Problem details - Work out how many lines of the records contain "sehr". Answer with the number and nothing else.

● ● ● ●

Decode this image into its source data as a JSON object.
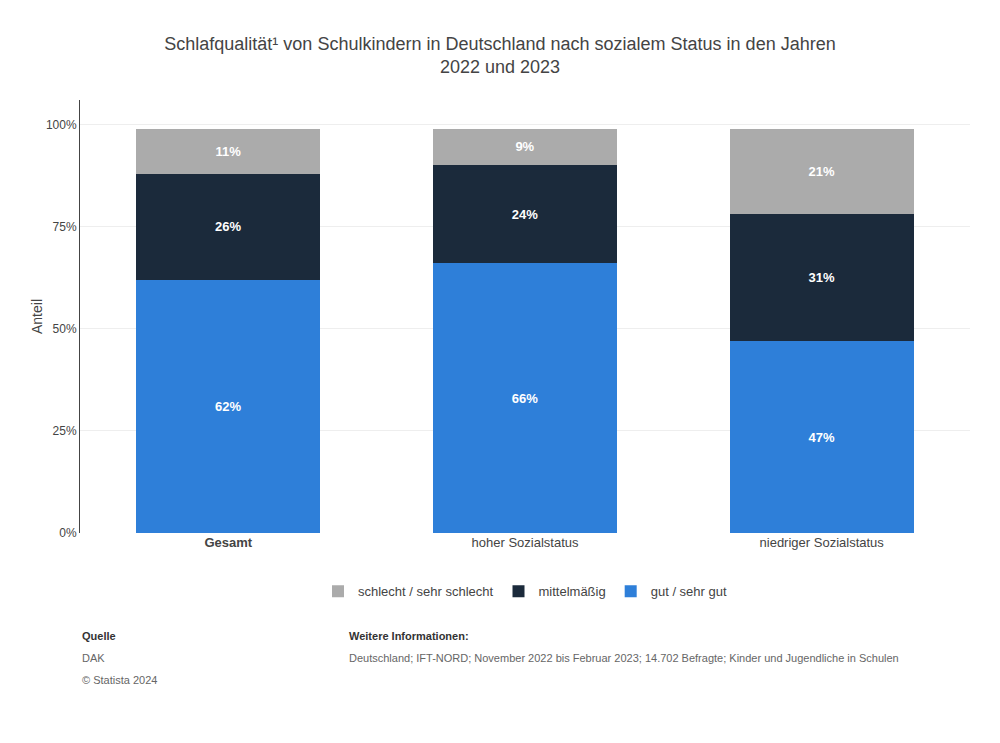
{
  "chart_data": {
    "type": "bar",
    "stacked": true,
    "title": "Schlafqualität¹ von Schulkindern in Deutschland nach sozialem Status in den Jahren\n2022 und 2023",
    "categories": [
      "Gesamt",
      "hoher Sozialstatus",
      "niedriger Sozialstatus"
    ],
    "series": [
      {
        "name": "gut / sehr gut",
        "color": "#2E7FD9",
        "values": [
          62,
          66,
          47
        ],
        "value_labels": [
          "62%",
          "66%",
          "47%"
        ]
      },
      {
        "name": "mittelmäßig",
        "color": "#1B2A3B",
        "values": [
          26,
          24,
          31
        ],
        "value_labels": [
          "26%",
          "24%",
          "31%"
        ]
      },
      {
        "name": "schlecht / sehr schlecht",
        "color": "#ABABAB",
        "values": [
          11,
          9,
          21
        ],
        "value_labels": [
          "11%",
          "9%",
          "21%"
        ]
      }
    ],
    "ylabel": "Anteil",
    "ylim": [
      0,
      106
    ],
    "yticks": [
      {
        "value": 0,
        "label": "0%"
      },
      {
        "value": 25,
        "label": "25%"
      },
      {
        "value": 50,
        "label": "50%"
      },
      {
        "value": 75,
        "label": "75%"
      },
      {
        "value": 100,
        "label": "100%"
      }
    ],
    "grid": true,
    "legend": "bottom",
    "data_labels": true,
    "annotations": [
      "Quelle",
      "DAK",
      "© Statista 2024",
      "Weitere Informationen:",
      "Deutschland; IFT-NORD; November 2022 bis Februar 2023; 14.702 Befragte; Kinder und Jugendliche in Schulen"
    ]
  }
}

● ● ● ●

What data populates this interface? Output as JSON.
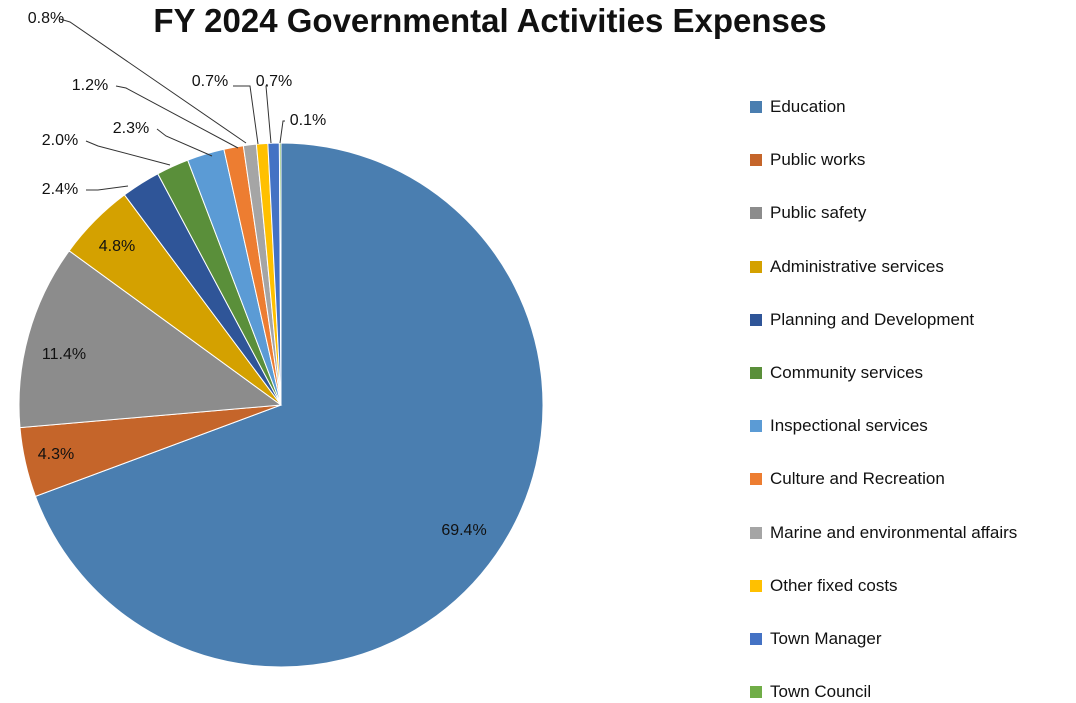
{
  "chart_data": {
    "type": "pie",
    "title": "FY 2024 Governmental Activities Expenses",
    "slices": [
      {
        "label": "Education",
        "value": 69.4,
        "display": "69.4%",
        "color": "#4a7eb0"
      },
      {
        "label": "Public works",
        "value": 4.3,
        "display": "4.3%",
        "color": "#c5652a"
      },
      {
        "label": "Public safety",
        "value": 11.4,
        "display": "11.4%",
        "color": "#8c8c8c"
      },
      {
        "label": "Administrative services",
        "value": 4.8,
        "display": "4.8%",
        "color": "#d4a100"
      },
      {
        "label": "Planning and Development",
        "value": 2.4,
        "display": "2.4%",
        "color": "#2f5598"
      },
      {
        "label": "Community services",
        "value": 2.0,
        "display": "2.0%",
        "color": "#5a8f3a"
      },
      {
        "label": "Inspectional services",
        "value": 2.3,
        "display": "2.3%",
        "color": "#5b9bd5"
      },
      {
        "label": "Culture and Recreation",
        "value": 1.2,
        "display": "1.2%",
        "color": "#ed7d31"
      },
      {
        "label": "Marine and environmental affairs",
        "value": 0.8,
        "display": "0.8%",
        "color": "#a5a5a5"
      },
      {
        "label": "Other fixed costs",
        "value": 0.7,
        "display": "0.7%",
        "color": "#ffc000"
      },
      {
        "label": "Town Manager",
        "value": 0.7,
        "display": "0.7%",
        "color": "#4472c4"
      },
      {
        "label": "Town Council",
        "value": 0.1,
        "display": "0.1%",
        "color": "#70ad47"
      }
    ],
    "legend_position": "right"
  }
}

● ● ● ●

Result of this task - 2